• TASK DIRECTIONS
Reproduce the listing word for word, leaving every picture behind.

===

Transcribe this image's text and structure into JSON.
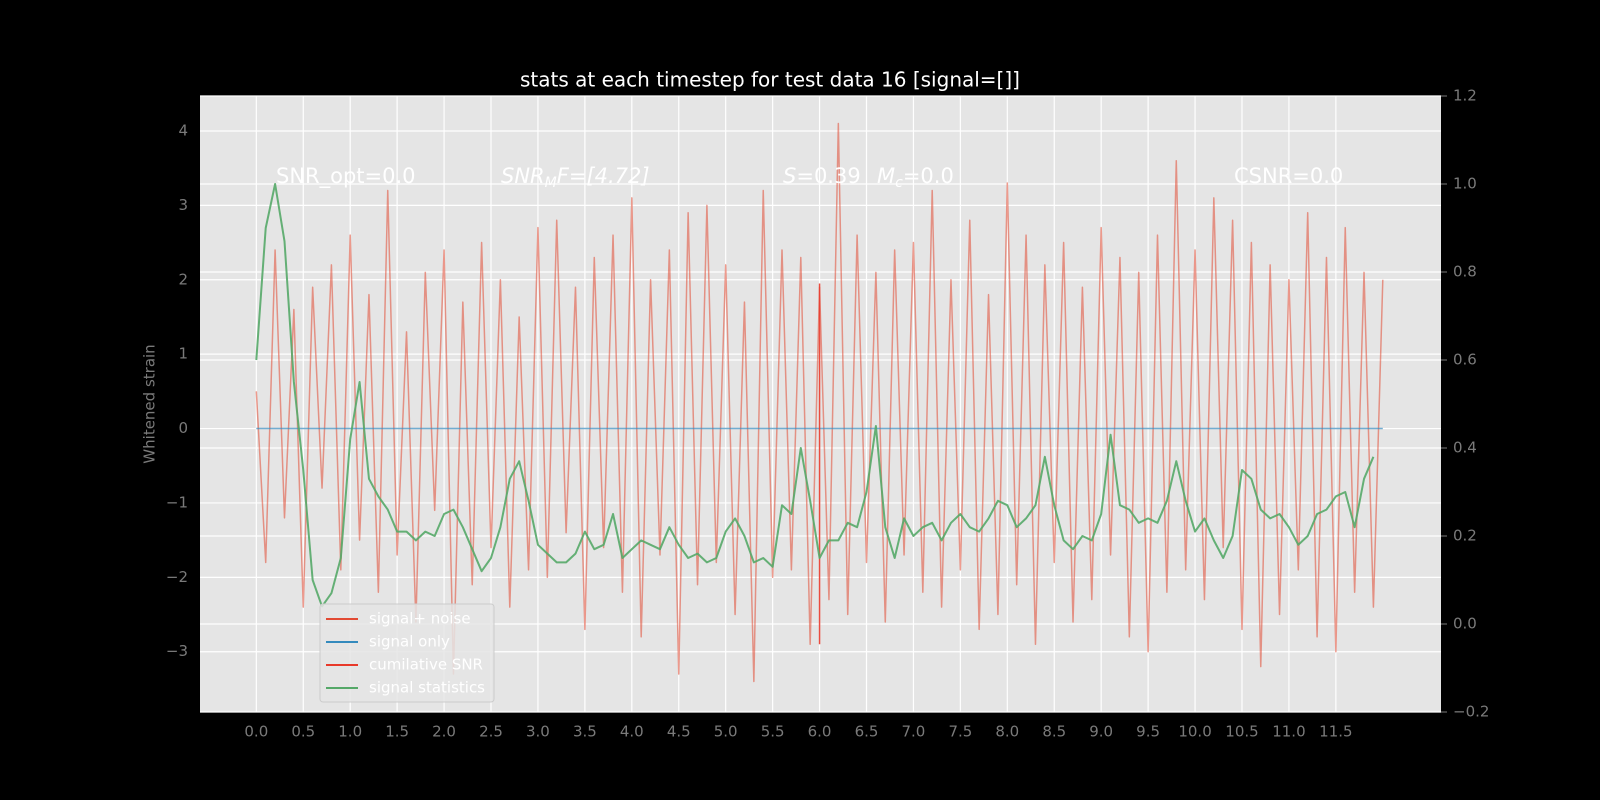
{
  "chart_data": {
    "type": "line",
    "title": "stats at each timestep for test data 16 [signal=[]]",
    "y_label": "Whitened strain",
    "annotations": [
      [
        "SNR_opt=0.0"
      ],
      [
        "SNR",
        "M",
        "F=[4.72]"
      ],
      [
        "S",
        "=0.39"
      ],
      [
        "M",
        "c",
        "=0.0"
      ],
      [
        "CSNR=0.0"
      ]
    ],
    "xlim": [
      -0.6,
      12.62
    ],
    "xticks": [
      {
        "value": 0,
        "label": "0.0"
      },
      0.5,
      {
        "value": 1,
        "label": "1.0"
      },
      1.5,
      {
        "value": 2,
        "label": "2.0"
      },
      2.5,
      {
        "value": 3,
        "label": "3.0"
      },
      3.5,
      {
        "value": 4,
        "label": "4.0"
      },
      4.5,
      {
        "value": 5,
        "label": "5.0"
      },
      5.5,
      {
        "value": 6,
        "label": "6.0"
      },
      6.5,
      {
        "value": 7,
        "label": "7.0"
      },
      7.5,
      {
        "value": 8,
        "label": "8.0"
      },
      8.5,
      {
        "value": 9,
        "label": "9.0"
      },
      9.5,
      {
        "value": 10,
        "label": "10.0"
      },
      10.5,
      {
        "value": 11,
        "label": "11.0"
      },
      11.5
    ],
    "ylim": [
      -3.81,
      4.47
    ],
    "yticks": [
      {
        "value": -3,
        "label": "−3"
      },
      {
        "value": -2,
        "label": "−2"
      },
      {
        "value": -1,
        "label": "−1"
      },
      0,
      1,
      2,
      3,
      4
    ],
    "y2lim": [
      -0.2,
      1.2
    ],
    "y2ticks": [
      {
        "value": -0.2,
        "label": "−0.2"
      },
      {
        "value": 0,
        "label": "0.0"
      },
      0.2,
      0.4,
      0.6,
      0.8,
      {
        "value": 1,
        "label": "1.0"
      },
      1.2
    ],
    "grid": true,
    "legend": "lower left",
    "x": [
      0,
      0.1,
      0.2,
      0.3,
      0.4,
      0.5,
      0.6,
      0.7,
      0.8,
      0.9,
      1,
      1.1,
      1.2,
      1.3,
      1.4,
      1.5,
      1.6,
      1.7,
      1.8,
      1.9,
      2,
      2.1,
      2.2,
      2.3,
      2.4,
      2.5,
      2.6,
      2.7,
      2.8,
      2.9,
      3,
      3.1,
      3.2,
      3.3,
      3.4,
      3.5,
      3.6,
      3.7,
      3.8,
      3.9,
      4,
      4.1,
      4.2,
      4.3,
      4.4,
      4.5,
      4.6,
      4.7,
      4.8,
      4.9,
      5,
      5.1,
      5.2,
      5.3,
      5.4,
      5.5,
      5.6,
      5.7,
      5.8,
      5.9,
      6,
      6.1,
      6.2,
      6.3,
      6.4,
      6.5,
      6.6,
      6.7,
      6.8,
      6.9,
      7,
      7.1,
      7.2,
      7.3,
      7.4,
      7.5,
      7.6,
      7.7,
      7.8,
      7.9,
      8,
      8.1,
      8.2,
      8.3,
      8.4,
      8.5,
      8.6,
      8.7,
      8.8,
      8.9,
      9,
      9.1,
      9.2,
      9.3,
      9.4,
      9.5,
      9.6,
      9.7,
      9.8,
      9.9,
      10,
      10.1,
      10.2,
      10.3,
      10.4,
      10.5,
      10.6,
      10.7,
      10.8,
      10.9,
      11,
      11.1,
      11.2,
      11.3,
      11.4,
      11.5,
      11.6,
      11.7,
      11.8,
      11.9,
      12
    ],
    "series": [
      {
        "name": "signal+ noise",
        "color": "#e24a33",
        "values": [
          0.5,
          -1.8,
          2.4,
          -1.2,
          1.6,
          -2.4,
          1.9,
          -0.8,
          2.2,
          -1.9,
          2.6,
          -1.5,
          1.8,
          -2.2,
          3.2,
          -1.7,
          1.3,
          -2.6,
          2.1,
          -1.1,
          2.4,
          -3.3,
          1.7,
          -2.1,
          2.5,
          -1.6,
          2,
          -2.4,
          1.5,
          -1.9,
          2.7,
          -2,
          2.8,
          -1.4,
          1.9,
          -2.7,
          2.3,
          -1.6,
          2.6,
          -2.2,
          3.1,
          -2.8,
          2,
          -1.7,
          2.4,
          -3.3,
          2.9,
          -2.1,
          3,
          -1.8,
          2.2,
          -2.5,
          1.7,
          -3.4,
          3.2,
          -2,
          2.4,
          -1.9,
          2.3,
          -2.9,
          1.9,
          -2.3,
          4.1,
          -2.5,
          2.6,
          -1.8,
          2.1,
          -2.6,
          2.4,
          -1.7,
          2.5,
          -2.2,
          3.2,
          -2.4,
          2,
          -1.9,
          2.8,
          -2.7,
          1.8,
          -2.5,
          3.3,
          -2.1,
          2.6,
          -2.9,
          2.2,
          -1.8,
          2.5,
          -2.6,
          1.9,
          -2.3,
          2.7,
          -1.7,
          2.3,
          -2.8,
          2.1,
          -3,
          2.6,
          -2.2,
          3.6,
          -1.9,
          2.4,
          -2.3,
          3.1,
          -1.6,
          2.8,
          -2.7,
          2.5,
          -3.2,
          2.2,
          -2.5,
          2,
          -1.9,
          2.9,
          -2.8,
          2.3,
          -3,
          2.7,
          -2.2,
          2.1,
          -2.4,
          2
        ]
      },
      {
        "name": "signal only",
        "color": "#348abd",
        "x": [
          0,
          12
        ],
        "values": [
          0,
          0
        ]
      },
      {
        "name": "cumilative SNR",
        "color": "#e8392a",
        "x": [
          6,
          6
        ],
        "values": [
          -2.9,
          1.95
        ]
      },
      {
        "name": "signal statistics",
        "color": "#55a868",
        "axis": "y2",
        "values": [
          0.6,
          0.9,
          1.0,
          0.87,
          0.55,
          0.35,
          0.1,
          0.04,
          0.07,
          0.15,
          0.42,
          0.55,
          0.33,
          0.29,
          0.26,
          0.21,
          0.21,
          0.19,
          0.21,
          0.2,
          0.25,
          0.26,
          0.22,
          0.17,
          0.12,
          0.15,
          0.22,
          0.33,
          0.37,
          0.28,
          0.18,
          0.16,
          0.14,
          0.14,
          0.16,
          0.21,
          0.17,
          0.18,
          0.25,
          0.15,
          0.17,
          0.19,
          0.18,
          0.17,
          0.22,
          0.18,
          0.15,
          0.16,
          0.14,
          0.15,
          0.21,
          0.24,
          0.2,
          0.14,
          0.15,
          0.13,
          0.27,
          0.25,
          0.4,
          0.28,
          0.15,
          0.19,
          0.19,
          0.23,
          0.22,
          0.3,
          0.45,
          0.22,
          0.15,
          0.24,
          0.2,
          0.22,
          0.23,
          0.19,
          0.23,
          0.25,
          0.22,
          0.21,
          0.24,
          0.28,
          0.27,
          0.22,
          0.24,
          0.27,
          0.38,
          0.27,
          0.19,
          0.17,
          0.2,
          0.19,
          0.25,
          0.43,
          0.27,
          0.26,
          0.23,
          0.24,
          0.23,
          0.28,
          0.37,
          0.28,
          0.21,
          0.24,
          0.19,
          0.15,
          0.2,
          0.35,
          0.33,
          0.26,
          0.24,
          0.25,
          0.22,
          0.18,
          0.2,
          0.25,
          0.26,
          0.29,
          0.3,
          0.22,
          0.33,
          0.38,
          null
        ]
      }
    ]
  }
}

===

• CORRECT OUTPUT
Transcribe this image's text and structure into JSON.
{
  "chart_data": {
    "type": "line",
    "title": "stats at each timestep for test data 16 [signal=[]]",
    "y_label": "Whitened strain",
    "annotations": [
      [
        "SNR_opt=0.0"
      ],
      [
        "SNR",
        "M",
        "F=[4.72]"
      ],
      [
        "S",
        "=0.39"
      ],
      [
        "M",
        "c",
        "=0.0"
      ],
      [
        "CSNR=0.0"
      ]
    ],
    "xlim": [
      -0.6,
      12.62
    ],
    "xticks": [
      {
        "value": 0,
        "label": "0.0"
      },
      0.5,
      {
        "value": 1,
        "label": "1.0"
      },
      1.5,
      {
        "value": 2,
        "label": "2.0"
      },
      2.5,
      {
        "value": 3,
        "label": "3.0"
      },
      3.5,
      {
        "value": 4,
        "label": "4.0"
      },
      4.5,
      {
        "value": 5,
        "label": "5.0"
      },
      5.5,
      {
        "value": 6,
        "label": "6.0"
      },
      6.5,
      {
        "value": 7,
        "label": "7.0"
      },
      7.5,
      {
        "value": 8,
        "label": "8.0"
      },
      8.5,
      {
        "value": 9,
        "label": "9.0"
      },
      9.5,
      {
        "value": 10,
        "label": "10.0"
      },
      10.5,
      {
        "value": 11,
        "label": "11.0"
      },
      11.5
    ],
    "ylim": [
      -3.81,
      4.47
    ],
    "yticks": [
      {
        "value": -3,
        "label": "−3"
      },
      {
        "value": -2,
        "label": "−2"
      },
      {
        "value": -1,
        "label": "−1"
      },
      0,
      1,
      2,
      3,
      4
    ],
    "y2lim": [
      -0.2,
      1.2
    ],
    "y2ticks": [
      {
        "value": -0.2,
        "label": "−0.2"
      },
      {
        "value": 0,
        "label": "0.0"
      },
      0.2,
      0.4,
      0.6,
      0.8,
      {
        "value": 1,
        "label": "1.0"
      },
      1.2
    ],
    "grid": true,
    "legend": "lower left",
    "x": [
      0,
      0.1,
      0.2,
      0.3,
      0.4,
      0.5,
      0.6,
      0.7,
      0.8,
      0.9,
      1,
      1.1,
      1.2,
      1.3,
      1.4,
      1.5,
      1.6,
      1.7,
      1.8,
      1.9,
      2,
      2.1,
      2.2,
      2.3,
      2.4,
      2.5,
      2.6,
      2.7,
      2.8,
      2.9,
      3,
      3.1,
      3.2,
      3.3,
      3.4,
      3.5,
      3.6,
      3.7,
      3.8,
      3.9,
      4,
      4.1,
      4.2,
      4.3,
      4.4,
      4.5,
      4.6,
      4.7,
      4.8,
      4.9,
      5,
      5.1,
      5.2,
      5.3,
      5.4,
      5.5,
      5.6,
      5.7,
      5.8,
      5.9,
      6,
      6.1,
      6.2,
      6.3,
      6.4,
      6.5,
      6.6,
      6.7,
      6.8,
      6.9,
      7,
      7.1,
      7.2,
      7.3,
      7.4,
      7.5,
      7.6,
      7.7,
      7.8,
      7.9,
      8,
      8.1,
      8.2,
      8.3,
      8.4,
      8.5,
      8.6,
      8.7,
      8.8,
      8.9,
      9,
      9.1,
      9.2,
      9.3,
      9.4,
      9.5,
      9.6,
      9.7,
      9.8,
      9.9,
      10,
      10.1,
      10.2,
      10.3,
      10.4,
      10.5,
      10.6,
      10.7,
      10.8,
      10.9,
      11,
      11.1,
      11.2,
      11.3,
      11.4,
      11.5,
      11.6,
      11.7,
      11.8,
      11.9,
      12
    ],
    "series": [
      {
        "name": "signal+ noise",
        "color": "#e24a33",
        "values": [
          0.5,
          -1.8,
          2.4,
          -1.2,
          1.6,
          -2.4,
          1.9,
          -0.8,
          2.2,
          -1.9,
          2.6,
          -1.5,
          1.8,
          -2.2,
          3.2,
          -1.7,
          1.3,
          -2.6,
          2.1,
          -1.1,
          2.4,
          -3.3,
          1.7,
          -2.1,
          2.5,
          -1.6,
          2,
          -2.4,
          1.5,
          -1.9,
          2.7,
          -2,
          2.8,
          -1.4,
          1.9,
          -2.7,
          2.3,
          -1.6,
          2.6,
          -2.2,
          3.1,
          -2.8,
          2,
          -1.7,
          2.4,
          -3.3,
          2.9,
          -2.1,
          3,
          -1.8,
          2.2,
          -2.5,
          1.7,
          -3.4,
          3.2,
          -2,
          2.4,
          -1.9,
          2.3,
          -2.9,
          1.9,
          -2.3,
          4.1,
          -2.5,
          2.6,
          -1.8,
          2.1,
          -2.6,
          2.4,
          -1.7,
          2.5,
          -2.2,
          3.2,
          -2.4,
          2,
          -1.9,
          2.8,
          -2.7,
          1.8,
          -2.5,
          3.3,
          -2.1,
          2.6,
          -2.9,
          2.2,
          -1.8,
          2.5,
          -2.6,
          1.9,
          -2.3,
          2.7,
          -1.7,
          2.3,
          -2.8,
          2.1,
          -3,
          2.6,
          -2.2,
          3.6,
          -1.9,
          2.4,
          -2.3,
          3.1,
          -1.6,
          2.8,
          -2.7,
          2.5,
          -3.2,
          2.2,
          -2.5,
          2,
          -1.9,
          2.9,
          -2.8,
          2.3,
          -3,
          2.7,
          -2.2,
          2.1,
          -2.4,
          2
        ]
      },
      {
        "name": "signal only",
        "color": "#348abd",
        "x": [
          0,
          12
        ],
        "values": [
          0,
          0
        ]
      },
      {
        "name": "cumilative SNR",
        "color": "#e8392a",
        "x": [
          6,
          6
        ],
        "values": [
          -2.9,
          1.95
        ]
      },
      {
        "name": "signal statistics",
        "color": "#55a868",
        "axis": "y2",
        "values": [
          0.6,
          0.9,
          1.0,
          0.87,
          0.55,
          0.35,
          0.1,
          0.04,
          0.07,
          0.15,
          0.42,
          0.55,
          0.33,
          0.29,
          0.26,
          0.21,
          0.21,
          0.19,
          0.21,
          0.2,
          0.25,
          0.26,
          0.22,
          0.17,
          0.12,
          0.15,
          0.22,
          0.33,
          0.37,
          0.28,
          0.18,
          0.16,
          0.14,
          0.14,
          0.16,
          0.21,
          0.17,
          0.18,
          0.25,
          0.15,
          0.17,
          0.19,
          0.18,
          0.17,
          0.22,
          0.18,
          0.15,
          0.16,
          0.14,
          0.15,
          0.21,
          0.24,
          0.2,
          0.14,
          0.15,
          0.13,
          0.27,
          0.25,
          0.4,
          0.28,
          0.15,
          0.19,
          0.19,
          0.23,
          0.22,
          0.3,
          0.45,
          0.22,
          0.15,
          0.24,
          0.2,
          0.22,
          0.23,
          0.19,
          0.23,
          0.25,
          0.22,
          0.21,
          0.24,
          0.28,
          0.27,
          0.22,
          0.24,
          0.27,
          0.38,
          0.27,
          0.19,
          0.17,
          0.2,
          0.19,
          0.25,
          0.43,
          0.27,
          0.26,
          0.23,
          0.24,
          0.23,
          0.28,
          0.37,
          0.28,
          0.21,
          0.24,
          0.19,
          0.15,
          0.2,
          0.35,
          0.33,
          0.26,
          0.24,
          0.25,
          0.22,
          0.18,
          0.2,
          0.25,
          0.26,
          0.29,
          0.3,
          0.22,
          0.33,
          0.38,
          null
        ]
      }
    ]
  }
}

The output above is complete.